What to work on:
Copy out all the lines exactly. Omit pictures.

Part of a data file

---+---

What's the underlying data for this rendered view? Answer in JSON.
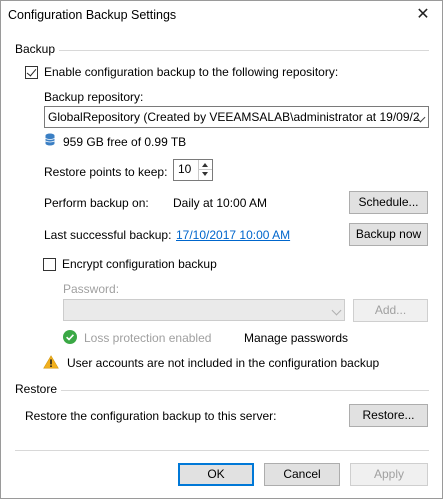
{
  "window": {
    "title": "Configuration Backup Settings",
    "close_glyph": "✕"
  },
  "backup_section": {
    "heading": "Backup",
    "enable_label": "Enable configuration backup to the following repository:",
    "enable_checked": true,
    "repository_label": "Backup repository:",
    "repository_value": "GlobalRepository (Created by VEEAMSALAB\\administrator at 19/09/2",
    "free_space": "959 GB free of 0.99 TB",
    "restore_points_label": "Restore points to keep:",
    "restore_points_value": "10",
    "perform_backup_label": "Perform backup on:",
    "perform_backup_value": "Daily at 10:00 AM",
    "schedule_button": "Schedule...",
    "last_backup_label": "Last successful backup:",
    "last_backup_value": "17/10/2017 10:00 AM",
    "backup_now_button": "Backup now",
    "encrypt_label": "Encrypt configuration backup",
    "encrypt_checked": false,
    "password_label": "Password:",
    "add_button": "Add...",
    "loss_protection_text": "Loss protection enabled",
    "manage_passwords_text": "Manage passwords",
    "warning_text": "User accounts are not included in the configuration backup"
  },
  "restore_section": {
    "heading": "Restore",
    "restore_label": "Restore the configuration backup to this server:",
    "restore_button": "Restore..."
  },
  "footer": {
    "ok": "OK",
    "cancel": "Cancel",
    "apply": "Apply"
  },
  "colors": {
    "link": "#0066cc",
    "success": "#3aa845",
    "warning": "#f2b01e",
    "accent": "#0078d7",
    "db_icon": "#3b7fc4"
  }
}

---+---

Solution to this task:
What's the underlying data for this rendered view? Answer in JSON.
{
  "window": {
    "title": "Configuration Backup Settings",
    "close_glyph": "✕"
  },
  "backup_section": {
    "heading": "Backup",
    "enable_label": "Enable configuration backup to the following repository:",
    "enable_checked": true,
    "repository_label": "Backup repository:",
    "repository_value": "GlobalRepository (Created by VEEAMSALAB\\administrator at 19/09/2",
    "free_space": "959 GB free of 0.99 TB",
    "restore_points_label": "Restore points to keep:",
    "restore_points_value": "10",
    "perform_backup_label": "Perform backup on:",
    "perform_backup_value": "Daily at 10:00 AM",
    "schedule_button": "Schedule...",
    "last_backup_label": "Last successful backup:",
    "last_backup_value": "17/10/2017 10:00 AM",
    "backup_now_button": "Backup now",
    "encrypt_label": "Encrypt configuration backup",
    "encrypt_checked": false,
    "password_label": "Password:",
    "add_button": "Add...",
    "loss_protection_text": "Loss protection enabled",
    "manage_passwords_text": "Manage passwords",
    "warning_text": "User accounts are not included in the configuration backup"
  },
  "restore_section": {
    "heading": "Restore",
    "restore_label": "Restore the configuration backup to this server:",
    "restore_button": "Restore..."
  },
  "footer": {
    "ok": "OK",
    "cancel": "Cancel",
    "apply": "Apply"
  },
  "colors": {
    "link": "#0066cc",
    "success": "#3aa845",
    "warning": "#f2b01e",
    "accent": "#0078d7",
    "db_icon": "#3b7fc4"
  }
}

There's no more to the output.